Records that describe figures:
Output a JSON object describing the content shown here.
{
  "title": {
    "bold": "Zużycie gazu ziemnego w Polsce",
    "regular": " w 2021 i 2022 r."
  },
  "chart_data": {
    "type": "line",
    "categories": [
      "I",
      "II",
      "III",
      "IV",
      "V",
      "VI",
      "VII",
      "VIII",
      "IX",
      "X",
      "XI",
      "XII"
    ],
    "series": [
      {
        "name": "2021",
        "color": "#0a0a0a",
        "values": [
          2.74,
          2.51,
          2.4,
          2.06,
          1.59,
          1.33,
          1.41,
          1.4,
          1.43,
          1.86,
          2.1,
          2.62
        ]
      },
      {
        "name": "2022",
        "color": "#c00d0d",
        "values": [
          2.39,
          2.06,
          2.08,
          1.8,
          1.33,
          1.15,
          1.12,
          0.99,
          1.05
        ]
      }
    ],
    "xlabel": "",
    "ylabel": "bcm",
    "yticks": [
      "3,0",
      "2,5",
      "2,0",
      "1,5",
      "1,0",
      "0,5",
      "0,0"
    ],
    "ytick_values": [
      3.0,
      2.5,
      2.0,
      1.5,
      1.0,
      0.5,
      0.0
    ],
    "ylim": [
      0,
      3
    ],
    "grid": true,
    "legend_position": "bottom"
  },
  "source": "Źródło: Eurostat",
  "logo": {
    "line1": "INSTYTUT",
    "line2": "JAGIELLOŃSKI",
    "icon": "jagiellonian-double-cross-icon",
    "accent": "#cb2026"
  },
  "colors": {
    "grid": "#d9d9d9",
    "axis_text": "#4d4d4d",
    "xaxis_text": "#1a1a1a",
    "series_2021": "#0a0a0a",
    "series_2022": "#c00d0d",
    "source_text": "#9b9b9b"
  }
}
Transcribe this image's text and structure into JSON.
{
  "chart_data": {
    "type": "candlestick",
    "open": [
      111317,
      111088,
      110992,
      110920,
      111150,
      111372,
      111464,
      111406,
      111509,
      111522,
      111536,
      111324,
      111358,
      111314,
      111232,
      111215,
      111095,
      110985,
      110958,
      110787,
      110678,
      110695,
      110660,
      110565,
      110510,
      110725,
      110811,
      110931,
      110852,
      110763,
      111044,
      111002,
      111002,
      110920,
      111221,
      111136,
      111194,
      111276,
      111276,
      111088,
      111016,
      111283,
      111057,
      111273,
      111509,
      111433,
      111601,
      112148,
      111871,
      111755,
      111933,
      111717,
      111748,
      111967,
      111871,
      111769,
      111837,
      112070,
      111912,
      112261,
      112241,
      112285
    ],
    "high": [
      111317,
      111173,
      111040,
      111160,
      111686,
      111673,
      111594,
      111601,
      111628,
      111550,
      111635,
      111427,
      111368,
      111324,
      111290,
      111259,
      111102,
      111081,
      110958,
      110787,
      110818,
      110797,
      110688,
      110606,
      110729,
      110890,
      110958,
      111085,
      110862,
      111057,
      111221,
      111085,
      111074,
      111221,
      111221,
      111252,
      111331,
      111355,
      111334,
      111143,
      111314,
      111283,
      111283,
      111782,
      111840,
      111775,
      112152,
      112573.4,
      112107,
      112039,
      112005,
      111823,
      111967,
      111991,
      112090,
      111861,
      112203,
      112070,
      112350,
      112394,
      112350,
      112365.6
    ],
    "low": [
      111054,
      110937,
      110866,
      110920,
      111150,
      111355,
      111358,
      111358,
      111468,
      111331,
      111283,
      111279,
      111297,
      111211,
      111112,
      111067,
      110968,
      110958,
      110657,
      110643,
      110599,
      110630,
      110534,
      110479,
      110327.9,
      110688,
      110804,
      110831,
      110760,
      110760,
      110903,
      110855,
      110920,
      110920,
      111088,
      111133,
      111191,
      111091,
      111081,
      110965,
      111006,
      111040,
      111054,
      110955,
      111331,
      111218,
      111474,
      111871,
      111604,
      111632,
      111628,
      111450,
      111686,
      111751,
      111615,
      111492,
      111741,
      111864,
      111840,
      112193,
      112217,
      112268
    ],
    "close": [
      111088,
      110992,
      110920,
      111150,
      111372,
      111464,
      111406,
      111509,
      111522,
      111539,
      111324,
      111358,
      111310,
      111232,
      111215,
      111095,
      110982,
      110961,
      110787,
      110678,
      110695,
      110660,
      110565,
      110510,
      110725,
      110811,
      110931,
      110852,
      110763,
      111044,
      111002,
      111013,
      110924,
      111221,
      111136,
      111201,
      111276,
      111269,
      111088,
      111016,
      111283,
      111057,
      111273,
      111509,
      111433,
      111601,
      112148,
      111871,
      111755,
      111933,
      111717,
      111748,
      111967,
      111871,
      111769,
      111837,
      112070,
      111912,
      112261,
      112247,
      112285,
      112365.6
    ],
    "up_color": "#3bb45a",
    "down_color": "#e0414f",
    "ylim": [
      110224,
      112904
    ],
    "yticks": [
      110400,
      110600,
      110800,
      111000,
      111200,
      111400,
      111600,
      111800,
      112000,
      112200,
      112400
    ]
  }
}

The exercise:
Output the complete data exactly as written.

Solved problem:
Output a JSON object describing the content shown here.
{
  "title": {
    "bold": "Zużycie gazu ziemnego w Polsce",
    "regular": " w 2021 i 2022 r."
  },
  "chart_data": {
    "type": "line",
    "categories": [
      "I",
      "II",
      "III",
      "IV",
      "V",
      "VI",
      "VII",
      "VIII",
      "IX",
      "X",
      "XI",
      "XII"
    ],
    "series": [
      {
        "name": "2021",
        "color": "#0a0a0a",
        "values": [
          2.74,
          2.51,
          2.4,
          2.06,
          1.59,
          1.33,
          1.41,
          1.4,
          1.43,
          1.86,
          2.1,
          2.62
        ]
      },
      {
        "name": "2022",
        "color": "#c00d0d",
        "values": [
          2.39,
          2.06,
          2.08,
          1.8,
          1.33,
          1.15,
          1.12,
          0.99,
          1.05
        ]
      }
    ],
    "xlabel": "",
    "ylabel": "bcm",
    "yticks": [
      "3,0",
      "2,5",
      "2,0",
      "1,5",
      "1,0",
      "0,5",
      "0,0"
    ],
    "ytick_values": [
      3.0,
      2.5,
      2.0,
      1.5,
      1.0,
      0.5,
      0.0
    ],
    "ylim": [
      0,
      3
    ],
    "grid": true,
    "legend_position": "bottom"
  },
  "source": "Źródło: Eurostat",
  "logo": {
    "line1": "INSTYTUT",
    "line2": "JAGIELLOŃSKI",
    "icon": "jagiellonian-double-cross-icon",
    "accent": "#cb2026"
  },
  "colors": {
    "grid": "#d9d9d9",
    "axis_text": "#4d4d4d",
    "xaxis_text": "#1a1a1a",
    "series_2021": "#0a0a0a",
    "series_2022": "#c00d0d",
    "source_text": "#9b9b9b"
  }
}
Transcribe this image's text and structure into JSON.
{
  "chart_data": {
    "type": "candlestick",
    "open": [
      111317,
      111088,
      110992,
      110920,
      111150,
      111372,
      111464,
      111406,
      111509,
      111522,
      111536,
      111324,
      111358,
      111314,
      111232,
      111215,
      111095,
      110985,
      110958,
      110787,
      110678,
      110695,
      110660,
      110565,
      110510,
      110725,
      110811,
      110931,
      110852,
      110763,
      111044,
      111002,
      111002,
      110920,
      111221,
      111136,
      111194,
      111276,
      111276,
      111088,
      111016,
      111283,
      111057,
      111273,
      111509,
      111433,
      111601,
      112148,
      111871,
      111755,
      111933,
      111717,
      111748,
      111967,
      111871,
      111769,
      111837,
      112070,
      111912,
      112261,
      112241,
      112285
    ],
    "high": [
      111317,
      111173,
      111040,
      111160,
      111686,
      111673,
      111594,
      111601,
      111628,
      111550,
      111635,
      111427,
      111368,
      111324,
      111290,
      111259,
      111102,
      111081,
      110958,
      110787,
      110818,
      110797,
      110688,
      110606,
      110729,
      110890,
      110958,
      111085,
      110862,
      111057,
      111221,
      111085,
      111074,
      111221,
      111221,
      111252,
      111331,
      111355,
      111334,
      111143,
      111314,
      111283,
      111283,
      111782,
      111840,
      111775,
      112152,
      112573.4,
      112107,
      112039,
      112005,
      111823,
      111967,
      111991,
      112090,
      111861,
      112203,
      112070,
      112350,
      112394,
      112350,
      112365.6
    ],
    "low": [
      111054,
      110937,
      110866,
      110920,
      111150,
      111355,
      111358,
      111358,
      111468,
      111331,
      111283,
      111279,
      111297,
      111211,
      111112,
      111067,
      110968,
      110958,
      110657,
      110643,
      110599,
      110630,
      110534,
      110479,
      110327.9,
      110688,
      110804,
      110831,
      110760,
      110760,
      110903,
      110855,
      110920,
      110920,
      111088,
      111133,
      111191,
      111091,
      111081,
      110965,
      111006,
      111040,
      111054,
      110955,
      111331,
      111218,
      111474,
      111871,
      111604,
      111632,
      111628,
      111450,
      111686,
      111751,
      111615,
      111492,
      111741,
      111864,
      111840,
      112193,
      112217,
      112268
    ],
    "close": [
      111088,
      110992,
      110920,
      111150,
      111372,
      111464,
      111406,
      111509,
      111522,
      111539,
      111324,
      111358,
      111310,
      111232,
      111215,
      111095,
      110982,
      110961,
      110787,
      110678,
      110695,
      110660,
      110565,
      110510,
      110725,
      110811,
      110931,
      110852,
      110763,
      111044,
      111002,
      111013,
      110924,
      111221,
      111136,
      111201,
      111276,
      111269,
      111088,
      111016,
      111283,
      111057,
      111273,
      111509,
      111433,
      111601,
      112148,
      111871,
      111755,
      111933,
      111717,
      111748,
      111967,
      111871,
      111769,
      111837,
      112070,
      111912,
      112261,
      112247,
      112285,
      112365.6
    ],
    "up_color": "#3bb45a",
    "down_color": "#e0414f",
    "ylim": [
      110224,
      112904
    ],
    "yticks": [
      110400,
      110600,
      110800,
      111000,
      111200,
      111400,
      111600,
      111800,
      112000,
      112200,
      112400
    ]
  }
}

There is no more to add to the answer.